Quote every line as given.

▶ **ROWS**
START

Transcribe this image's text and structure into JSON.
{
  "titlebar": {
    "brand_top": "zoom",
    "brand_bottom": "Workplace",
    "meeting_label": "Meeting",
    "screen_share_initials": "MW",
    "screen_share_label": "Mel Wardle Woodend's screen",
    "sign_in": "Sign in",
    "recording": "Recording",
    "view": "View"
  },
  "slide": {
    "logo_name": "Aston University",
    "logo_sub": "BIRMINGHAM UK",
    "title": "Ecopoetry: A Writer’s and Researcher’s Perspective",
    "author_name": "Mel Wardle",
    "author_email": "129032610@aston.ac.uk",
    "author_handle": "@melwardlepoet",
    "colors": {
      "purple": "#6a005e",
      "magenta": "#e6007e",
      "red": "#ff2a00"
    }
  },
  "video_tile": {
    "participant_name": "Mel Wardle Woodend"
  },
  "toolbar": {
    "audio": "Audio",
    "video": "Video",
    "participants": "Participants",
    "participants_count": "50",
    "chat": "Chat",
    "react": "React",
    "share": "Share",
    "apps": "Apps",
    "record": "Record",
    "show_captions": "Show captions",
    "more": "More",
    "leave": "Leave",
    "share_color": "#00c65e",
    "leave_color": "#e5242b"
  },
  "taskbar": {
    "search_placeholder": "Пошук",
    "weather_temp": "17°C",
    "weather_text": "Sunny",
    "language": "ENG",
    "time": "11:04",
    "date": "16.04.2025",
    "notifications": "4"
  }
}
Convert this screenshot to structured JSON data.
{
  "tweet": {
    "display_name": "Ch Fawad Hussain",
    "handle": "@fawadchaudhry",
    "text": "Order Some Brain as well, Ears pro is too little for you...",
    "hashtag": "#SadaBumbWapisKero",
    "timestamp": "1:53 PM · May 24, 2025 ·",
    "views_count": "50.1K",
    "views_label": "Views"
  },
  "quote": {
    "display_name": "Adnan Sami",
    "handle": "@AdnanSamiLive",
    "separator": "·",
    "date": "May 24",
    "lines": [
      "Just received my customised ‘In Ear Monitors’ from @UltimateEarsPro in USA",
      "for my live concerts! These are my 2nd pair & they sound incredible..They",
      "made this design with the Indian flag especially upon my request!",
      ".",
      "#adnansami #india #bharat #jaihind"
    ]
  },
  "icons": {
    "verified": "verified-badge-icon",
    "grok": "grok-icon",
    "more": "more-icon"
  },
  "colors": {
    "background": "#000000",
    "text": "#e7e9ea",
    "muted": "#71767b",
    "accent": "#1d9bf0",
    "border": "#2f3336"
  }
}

END

▶ **EXERCISE ANSWER**
Transcribe this image's text and structure into JSON.
{
  "titlebar": {
    "brand_top": "zoom",
    "brand_bottom": "Workplace",
    "meeting_label": "Meeting",
    "screen_share_initials": "MW",
    "screen_share_label": "Mel Wardle Woodend's screen",
    "sign_in": "Sign in",
    "recording": "Recording",
    "view": "View"
  },
  "slide": {
    "logo_name": "Aston University",
    "logo_sub": "BIRMINGHAM UK",
    "title": "Ecopoetry: A Writer’s and Researcher’s Perspective",
    "author_name": "Mel Wardle",
    "author_email": "129032610@aston.ac.uk",
    "author_handle": "@melwardlepoet",
    "colors": {
      "purple": "#6a005e",
      "magenta": "#e6007e",
      "red": "#ff2a00"
    }
  },
  "video_tile": {
    "participant_name": "Mel Wardle Woodend"
  },
  "toolbar": {
    "audio": "Audio",
    "video": "Video",
    "participants": "Participants",
    "participants_count": "50",
    "chat": "Chat",
    "react": "React",
    "share": "Share",
    "apps": "Apps",
    "record": "Record",
    "show_captions": "Show captions",
    "more": "More",
    "leave": "Leave",
    "share_color": "#00c65e",
    "leave_color": "#e5242b"
  },
  "taskbar": {
    "search_placeholder": "Пошук",
    "weather_temp": "17°C",
    "weather_text": "Sunny",
    "language": "ENG",
    "time": "11:04",
    "date": "16.04.2025",
    "notifications": "4"
  }
}
Convert this screenshot to structured JSON data.
{
  "tweet": {
    "display_name": "Ch Fawad Hussain",
    "handle": "@fawadchaudhry",
    "text": "Order Some Brain as well, Ears pro is too little for you...",
    "hashtag": "#SadaBumbWapisKero",
    "timestamp": "1:53 PM · May 24, 2025 ·",
    "views_count": "50.1K",
    "views_label": "Views"
  },
  "quote": {
    "display_name": "Adnan Sami",
    "handle": "@AdnanSamiLive",
    "separator": "·",
    "date": "May 24",
    "lines": [
      "Just received my customised ‘In Ear Monitors’ from @UltimateEarsPro in USA",
      "for my live concerts! These are my 2nd pair & they sound incredible..They",
      "made this design with the Indian flag especially upon my request!",
      ".",
      "#adnansami #india #bharat #jaihind"
    ]
  },
  "icons": {
    "verified": "verified-badge-icon",
    "grok": "grok-icon",
    "more": "more-icon"
  },
  "colors": {
    "background": "#000000",
    "text": "#e7e9ea",
    "muted": "#71767b",
    "accent": "#1d9bf0",
    "border": "#2f3336"
  }
}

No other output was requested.